TASK ITEM: Among the lines below, copy each one in which "search" appears.

Items from an interface collection:
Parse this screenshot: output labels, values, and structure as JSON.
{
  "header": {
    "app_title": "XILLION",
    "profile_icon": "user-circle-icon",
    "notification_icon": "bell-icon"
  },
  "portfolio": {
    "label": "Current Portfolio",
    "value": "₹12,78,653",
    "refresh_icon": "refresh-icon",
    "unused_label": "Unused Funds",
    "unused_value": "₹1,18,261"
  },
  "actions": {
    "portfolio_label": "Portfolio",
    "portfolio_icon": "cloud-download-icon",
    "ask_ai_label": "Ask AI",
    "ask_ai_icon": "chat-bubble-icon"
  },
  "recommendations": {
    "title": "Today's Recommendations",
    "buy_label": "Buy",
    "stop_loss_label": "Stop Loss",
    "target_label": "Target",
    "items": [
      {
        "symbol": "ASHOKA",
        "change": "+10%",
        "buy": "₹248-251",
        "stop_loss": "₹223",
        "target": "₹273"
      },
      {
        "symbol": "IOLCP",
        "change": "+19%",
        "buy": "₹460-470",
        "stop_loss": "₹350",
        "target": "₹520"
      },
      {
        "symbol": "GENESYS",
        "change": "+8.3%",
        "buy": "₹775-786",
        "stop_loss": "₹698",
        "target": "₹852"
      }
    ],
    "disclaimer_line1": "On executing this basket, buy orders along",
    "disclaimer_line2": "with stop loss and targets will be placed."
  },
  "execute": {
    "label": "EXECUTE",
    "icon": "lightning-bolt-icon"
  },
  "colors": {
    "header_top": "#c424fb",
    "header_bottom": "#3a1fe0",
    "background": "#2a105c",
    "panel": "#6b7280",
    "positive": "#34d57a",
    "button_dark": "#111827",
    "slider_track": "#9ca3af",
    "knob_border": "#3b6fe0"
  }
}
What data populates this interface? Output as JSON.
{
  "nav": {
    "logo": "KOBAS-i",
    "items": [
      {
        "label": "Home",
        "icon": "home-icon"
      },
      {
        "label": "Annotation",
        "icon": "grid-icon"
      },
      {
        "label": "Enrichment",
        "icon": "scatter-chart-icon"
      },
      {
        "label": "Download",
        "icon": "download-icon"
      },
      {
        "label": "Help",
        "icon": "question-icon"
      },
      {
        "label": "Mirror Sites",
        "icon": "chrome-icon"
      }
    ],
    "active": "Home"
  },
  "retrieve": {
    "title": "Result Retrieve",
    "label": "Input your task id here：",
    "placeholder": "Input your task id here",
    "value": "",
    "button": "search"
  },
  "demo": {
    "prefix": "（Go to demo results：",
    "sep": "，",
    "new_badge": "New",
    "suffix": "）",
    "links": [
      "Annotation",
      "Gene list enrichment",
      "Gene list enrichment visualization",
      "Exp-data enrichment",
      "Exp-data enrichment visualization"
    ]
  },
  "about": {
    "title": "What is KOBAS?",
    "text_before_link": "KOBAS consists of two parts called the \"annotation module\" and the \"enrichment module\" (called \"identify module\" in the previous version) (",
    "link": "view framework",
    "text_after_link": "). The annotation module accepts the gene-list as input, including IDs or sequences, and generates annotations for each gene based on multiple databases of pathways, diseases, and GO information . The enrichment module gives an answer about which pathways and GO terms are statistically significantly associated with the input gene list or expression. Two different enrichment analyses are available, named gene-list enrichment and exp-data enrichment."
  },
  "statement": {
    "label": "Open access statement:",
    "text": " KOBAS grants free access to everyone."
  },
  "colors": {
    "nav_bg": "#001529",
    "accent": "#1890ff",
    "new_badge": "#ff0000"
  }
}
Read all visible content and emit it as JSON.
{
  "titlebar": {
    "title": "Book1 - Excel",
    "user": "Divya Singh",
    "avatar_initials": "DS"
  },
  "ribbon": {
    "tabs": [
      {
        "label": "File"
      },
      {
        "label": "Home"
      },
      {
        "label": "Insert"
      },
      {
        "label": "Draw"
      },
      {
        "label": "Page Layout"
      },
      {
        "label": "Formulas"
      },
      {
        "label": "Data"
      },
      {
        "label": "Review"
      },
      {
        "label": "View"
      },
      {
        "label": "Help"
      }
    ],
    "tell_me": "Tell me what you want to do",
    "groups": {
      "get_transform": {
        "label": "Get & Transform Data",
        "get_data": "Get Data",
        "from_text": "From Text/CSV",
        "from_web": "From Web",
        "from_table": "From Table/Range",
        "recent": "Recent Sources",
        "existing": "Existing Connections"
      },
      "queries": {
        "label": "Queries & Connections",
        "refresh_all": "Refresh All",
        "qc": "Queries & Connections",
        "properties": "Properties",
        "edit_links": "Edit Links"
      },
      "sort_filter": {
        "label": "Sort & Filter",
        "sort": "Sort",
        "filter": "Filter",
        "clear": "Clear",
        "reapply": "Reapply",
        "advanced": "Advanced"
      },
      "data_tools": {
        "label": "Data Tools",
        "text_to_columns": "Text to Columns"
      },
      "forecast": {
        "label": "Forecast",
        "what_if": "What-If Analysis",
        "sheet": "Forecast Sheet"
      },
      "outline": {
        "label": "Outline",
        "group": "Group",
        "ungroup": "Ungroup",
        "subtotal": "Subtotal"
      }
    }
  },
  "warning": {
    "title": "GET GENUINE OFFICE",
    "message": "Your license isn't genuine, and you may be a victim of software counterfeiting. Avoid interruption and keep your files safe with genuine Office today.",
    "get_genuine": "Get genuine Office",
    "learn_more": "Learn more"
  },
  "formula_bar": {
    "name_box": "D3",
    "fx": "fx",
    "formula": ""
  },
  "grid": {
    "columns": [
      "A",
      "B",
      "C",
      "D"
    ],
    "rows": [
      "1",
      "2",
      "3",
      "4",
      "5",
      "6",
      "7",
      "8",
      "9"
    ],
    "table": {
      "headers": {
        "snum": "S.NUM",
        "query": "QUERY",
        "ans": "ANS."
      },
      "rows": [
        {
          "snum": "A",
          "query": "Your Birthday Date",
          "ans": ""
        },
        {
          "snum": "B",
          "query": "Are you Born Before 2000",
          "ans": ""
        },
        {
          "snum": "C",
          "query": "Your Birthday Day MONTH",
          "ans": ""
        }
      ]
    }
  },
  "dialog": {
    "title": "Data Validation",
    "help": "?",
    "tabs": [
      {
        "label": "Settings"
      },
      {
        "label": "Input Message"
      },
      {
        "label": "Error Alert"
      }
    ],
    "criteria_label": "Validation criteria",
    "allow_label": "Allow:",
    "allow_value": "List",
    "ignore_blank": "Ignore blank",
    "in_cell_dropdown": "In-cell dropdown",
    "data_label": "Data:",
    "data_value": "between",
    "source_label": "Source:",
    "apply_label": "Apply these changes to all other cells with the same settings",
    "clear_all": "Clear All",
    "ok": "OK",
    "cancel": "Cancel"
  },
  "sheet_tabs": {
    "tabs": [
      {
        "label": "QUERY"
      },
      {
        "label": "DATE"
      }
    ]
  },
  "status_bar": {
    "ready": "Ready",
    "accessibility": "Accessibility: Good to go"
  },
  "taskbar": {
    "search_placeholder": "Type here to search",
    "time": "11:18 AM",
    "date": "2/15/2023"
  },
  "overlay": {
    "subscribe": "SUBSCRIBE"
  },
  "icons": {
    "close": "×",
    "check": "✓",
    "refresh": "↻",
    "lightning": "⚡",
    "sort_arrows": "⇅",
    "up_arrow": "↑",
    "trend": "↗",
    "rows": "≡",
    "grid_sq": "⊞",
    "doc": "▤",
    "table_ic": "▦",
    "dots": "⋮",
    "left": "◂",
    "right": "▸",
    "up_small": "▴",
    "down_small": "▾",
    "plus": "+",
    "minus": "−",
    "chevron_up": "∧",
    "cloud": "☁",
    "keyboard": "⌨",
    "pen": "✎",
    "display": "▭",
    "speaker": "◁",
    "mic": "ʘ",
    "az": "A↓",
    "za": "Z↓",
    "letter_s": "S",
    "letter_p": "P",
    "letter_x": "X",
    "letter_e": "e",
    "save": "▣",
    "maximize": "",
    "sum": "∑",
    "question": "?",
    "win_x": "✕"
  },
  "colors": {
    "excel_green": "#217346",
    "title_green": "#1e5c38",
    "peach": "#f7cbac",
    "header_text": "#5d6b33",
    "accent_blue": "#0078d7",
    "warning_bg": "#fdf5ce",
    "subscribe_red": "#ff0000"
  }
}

TASK ANSWER:
    "button": "search"
    "search_placeholder": "Type here to search",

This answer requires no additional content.